VectorNormalize (wishvel);
accelspeed = sv_accelerate.value * wishspeed * host_frametime;
if (accelspeed > addspeed)
accelspeed = addspeed;

for (i=0 ; i<3 ; i++)
velocity[i] += accelspeed * wishvel[i];
}


seems to apply normal ground friction while in the water, and then the qc is apply extra friction.

you can see this in action by setting sv_friction to 0. you'll slide forever on ground, but in the water, you will still slow down.

very bizzare. 
 
i suppose... at some point they wanted the player to move slower than normal friction reduction..?
maybe it was easier to do it in QC than to modify the engine.

is there QC from the older version of the progs? maybe this was added in a later version? 
 
It's like that in the 1.06 progs.

Also, this doesn't actually apply friction either, since player velocity is overridden by the exe based on the player's controls. It acts as a max speed cap, one that caps speed at 96%.

I'm leaning towards cruft/typo. 
Higher Friction 
This still does the work of creating extra friction and should be left in. It doesn't have much effect when the player is actively swimming in a direction, as the new input tends to overcome the subtracted velocity every frame. It is important for when the player's velocity is not coming from input, like coming to a halt after the player stops swimming. Another example is where the player enters the water with a higher velocity than they can achieve by normal movement - like if they're falling from height into the water. Remove that code and the player will plunge deeper after falls into water, and there's a bigger chance they'll take fall damage from the bottom despite the water. 
 
96% might not be big, but remember that its 96% every single frame.
it builds up.

quakeworld killed most velocity changes in the qc thankfully. the only one left is from damage. This was basically required for reliable prediction. 
Darkplaces Black And White 
Is there a way to modify the color saturation in the DarkPlaces engine? I was curious about making an infrared vision effect by making the colors black and white, enabling fullbright, and setting fog to black with a short falloff, and maybe also toying with hdr settings to simulate eyes hurting from bright lights. Anyways are there hsv settings I'm missing? 
QC 
Where I can download sources v1.06 (*.qc) with fixed problems? 
Digs 
Maybe try this one?
Or the wike tools
originals from 3D 
MadFox 
Thanks, but:
1. Looks like it's not single player sources
2&3. versions without fixed bugs 
Yes 
After downloading I also was surprised to find a mod progs.
I searched my whole archive as I was sure I downloaded it.
Can't find it though.

Seven made a new progs but it only works in DarkPlaces.

I wonder if the errors that appear in FTEQcc can be overcome by new coding, on behalve of the double count rotfish. 
@digs 
This one is probably the best with all the SP fixes:

https://gitorious.org/quakec-v1-01-clean

It took changes from "clean source" and "qip bug fixes" and combined it into one.

(Ignore the fact it says "1.01" -- that was the GPL base, you don't want to know more ...) 
@Baker 
Thanks!
After compile a have same 7 warnings. Example

doors.qc:626: warning F307: type mismatch: void() to void(entity attacker, float damage) entity.th_pain

doors:626: self.th_pain = SUB_Null;

function th_pain require 2 params, SUB_Null without params. Is it will work correctly? 
 
 
should work fine, see the 3 or 4 posts in the forum link above.

- _WORK TO BE COMPLETED_
Please copy the Quake forum thread word for word from "very bizzare." to "speed at 96%.".

Entries drawn from a collection
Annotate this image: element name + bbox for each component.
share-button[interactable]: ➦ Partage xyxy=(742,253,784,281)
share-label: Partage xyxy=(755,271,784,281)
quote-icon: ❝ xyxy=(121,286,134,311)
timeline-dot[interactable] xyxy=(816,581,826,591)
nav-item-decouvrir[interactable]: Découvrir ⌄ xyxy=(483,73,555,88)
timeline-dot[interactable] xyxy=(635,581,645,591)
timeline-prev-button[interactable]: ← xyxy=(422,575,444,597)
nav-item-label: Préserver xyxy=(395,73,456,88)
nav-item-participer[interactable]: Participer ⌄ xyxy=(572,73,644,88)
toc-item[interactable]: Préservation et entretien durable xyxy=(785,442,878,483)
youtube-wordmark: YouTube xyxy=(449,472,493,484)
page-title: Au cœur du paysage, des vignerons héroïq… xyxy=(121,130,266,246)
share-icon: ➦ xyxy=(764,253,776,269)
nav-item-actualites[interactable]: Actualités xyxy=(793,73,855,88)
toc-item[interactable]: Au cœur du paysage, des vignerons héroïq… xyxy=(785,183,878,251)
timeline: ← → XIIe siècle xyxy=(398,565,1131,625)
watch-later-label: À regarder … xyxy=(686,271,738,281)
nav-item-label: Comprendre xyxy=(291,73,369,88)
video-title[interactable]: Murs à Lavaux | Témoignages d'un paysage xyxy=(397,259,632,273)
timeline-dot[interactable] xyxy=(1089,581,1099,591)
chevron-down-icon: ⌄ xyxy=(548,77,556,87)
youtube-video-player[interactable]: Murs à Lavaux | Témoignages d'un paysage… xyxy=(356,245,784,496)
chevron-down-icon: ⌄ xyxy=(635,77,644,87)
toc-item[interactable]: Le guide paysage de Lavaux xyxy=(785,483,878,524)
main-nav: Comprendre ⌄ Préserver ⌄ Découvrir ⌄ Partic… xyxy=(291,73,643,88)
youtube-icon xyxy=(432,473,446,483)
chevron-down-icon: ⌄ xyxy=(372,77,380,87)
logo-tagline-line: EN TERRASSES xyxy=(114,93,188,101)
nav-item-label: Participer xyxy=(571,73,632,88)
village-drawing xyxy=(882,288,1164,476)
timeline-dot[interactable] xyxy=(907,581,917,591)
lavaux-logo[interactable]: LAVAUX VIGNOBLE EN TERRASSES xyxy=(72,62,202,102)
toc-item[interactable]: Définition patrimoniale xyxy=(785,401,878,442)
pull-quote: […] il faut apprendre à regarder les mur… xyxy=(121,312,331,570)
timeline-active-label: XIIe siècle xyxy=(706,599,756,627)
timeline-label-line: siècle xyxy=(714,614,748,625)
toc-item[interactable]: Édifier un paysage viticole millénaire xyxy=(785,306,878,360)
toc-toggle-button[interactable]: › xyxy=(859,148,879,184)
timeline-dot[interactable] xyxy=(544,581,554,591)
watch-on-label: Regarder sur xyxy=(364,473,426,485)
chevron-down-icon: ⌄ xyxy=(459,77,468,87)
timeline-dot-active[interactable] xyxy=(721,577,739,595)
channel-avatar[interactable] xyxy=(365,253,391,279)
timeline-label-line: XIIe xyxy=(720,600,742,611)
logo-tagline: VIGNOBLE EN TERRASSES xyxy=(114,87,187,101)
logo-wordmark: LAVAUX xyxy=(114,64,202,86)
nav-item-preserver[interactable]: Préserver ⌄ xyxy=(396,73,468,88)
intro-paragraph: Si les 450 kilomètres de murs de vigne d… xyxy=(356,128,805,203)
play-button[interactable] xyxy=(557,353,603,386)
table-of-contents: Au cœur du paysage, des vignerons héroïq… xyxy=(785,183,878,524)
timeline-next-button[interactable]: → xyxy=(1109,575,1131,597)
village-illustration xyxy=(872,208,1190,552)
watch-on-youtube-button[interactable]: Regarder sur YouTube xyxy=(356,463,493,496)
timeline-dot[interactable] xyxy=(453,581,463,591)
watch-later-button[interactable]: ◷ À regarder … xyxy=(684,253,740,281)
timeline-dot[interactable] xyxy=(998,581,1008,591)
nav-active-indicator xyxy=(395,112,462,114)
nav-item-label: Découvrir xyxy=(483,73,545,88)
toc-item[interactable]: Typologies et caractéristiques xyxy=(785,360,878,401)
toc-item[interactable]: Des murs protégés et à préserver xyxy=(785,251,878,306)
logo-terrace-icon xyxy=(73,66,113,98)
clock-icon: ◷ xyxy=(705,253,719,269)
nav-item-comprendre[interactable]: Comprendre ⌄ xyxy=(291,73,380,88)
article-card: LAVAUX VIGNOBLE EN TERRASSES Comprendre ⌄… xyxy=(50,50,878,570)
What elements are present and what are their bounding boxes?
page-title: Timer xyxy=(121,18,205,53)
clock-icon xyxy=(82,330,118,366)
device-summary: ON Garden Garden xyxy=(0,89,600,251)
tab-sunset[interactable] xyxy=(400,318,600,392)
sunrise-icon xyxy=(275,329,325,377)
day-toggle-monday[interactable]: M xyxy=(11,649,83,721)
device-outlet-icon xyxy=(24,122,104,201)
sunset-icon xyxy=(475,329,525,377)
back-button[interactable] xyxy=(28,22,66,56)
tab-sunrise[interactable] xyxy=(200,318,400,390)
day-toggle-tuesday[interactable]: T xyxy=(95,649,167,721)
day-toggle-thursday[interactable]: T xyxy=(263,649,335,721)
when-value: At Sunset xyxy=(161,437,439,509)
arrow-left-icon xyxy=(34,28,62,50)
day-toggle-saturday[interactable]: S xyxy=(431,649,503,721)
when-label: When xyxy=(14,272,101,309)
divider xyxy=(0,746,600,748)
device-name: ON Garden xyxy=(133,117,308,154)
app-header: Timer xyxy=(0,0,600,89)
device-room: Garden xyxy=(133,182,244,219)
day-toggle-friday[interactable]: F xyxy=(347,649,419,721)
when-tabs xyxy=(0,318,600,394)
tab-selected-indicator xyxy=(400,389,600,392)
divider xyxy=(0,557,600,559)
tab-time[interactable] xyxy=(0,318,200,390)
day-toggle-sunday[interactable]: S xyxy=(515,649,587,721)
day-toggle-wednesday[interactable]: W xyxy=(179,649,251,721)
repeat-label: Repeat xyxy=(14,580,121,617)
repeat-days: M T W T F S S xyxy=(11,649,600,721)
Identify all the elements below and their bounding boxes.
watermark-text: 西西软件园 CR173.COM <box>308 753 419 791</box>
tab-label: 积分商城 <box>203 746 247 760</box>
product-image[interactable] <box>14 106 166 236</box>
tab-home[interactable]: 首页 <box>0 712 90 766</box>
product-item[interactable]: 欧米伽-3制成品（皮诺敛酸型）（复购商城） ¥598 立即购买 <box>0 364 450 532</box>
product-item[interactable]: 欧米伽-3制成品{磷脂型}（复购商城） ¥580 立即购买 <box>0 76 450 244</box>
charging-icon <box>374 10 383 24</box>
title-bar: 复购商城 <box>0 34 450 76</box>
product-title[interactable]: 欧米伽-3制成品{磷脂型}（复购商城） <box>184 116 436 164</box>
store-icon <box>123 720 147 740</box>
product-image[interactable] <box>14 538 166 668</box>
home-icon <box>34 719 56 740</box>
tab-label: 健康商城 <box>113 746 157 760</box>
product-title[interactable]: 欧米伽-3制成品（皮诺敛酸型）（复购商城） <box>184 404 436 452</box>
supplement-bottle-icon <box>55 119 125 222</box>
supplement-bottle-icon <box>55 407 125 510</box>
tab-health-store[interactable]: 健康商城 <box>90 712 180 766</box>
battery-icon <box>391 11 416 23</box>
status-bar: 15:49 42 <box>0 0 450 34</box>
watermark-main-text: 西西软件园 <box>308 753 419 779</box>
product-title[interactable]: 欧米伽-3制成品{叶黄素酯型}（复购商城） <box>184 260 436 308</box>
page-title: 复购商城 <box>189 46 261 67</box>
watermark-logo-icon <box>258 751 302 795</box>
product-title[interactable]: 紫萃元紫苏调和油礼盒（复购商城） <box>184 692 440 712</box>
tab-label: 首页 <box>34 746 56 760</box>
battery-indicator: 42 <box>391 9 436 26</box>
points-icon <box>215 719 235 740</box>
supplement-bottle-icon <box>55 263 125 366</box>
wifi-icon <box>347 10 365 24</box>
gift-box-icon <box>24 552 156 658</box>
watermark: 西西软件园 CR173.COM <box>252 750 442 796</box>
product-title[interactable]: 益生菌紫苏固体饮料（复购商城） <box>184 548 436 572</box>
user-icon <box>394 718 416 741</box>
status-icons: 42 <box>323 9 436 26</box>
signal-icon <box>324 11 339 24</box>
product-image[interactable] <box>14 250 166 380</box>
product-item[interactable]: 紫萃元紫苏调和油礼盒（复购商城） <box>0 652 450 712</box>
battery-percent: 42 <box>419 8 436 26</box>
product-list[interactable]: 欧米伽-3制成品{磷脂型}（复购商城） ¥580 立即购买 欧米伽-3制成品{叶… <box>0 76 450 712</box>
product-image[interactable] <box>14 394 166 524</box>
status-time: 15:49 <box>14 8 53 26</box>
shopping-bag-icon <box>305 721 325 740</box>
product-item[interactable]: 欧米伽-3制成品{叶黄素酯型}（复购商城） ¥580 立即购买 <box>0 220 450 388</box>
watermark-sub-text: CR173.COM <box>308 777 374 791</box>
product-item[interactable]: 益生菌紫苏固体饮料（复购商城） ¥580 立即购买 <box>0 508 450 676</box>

- _YOUR RESPONSE_
very bizzare. 
 
i suppose... at some point they wanted the player to move slower than normal friction reduction..?
maybe it was easier to do it in QC than to modify the engine.

is there QC from the older version of the progs? maybe this was added in a later version? 
 
It's like that in the 1.06 progs.

Also, this doesn't actually apply friction either, since player velocity is overridden by the exe based on the player's controls. It acts as a max speed cap, one that caps speed at 96%.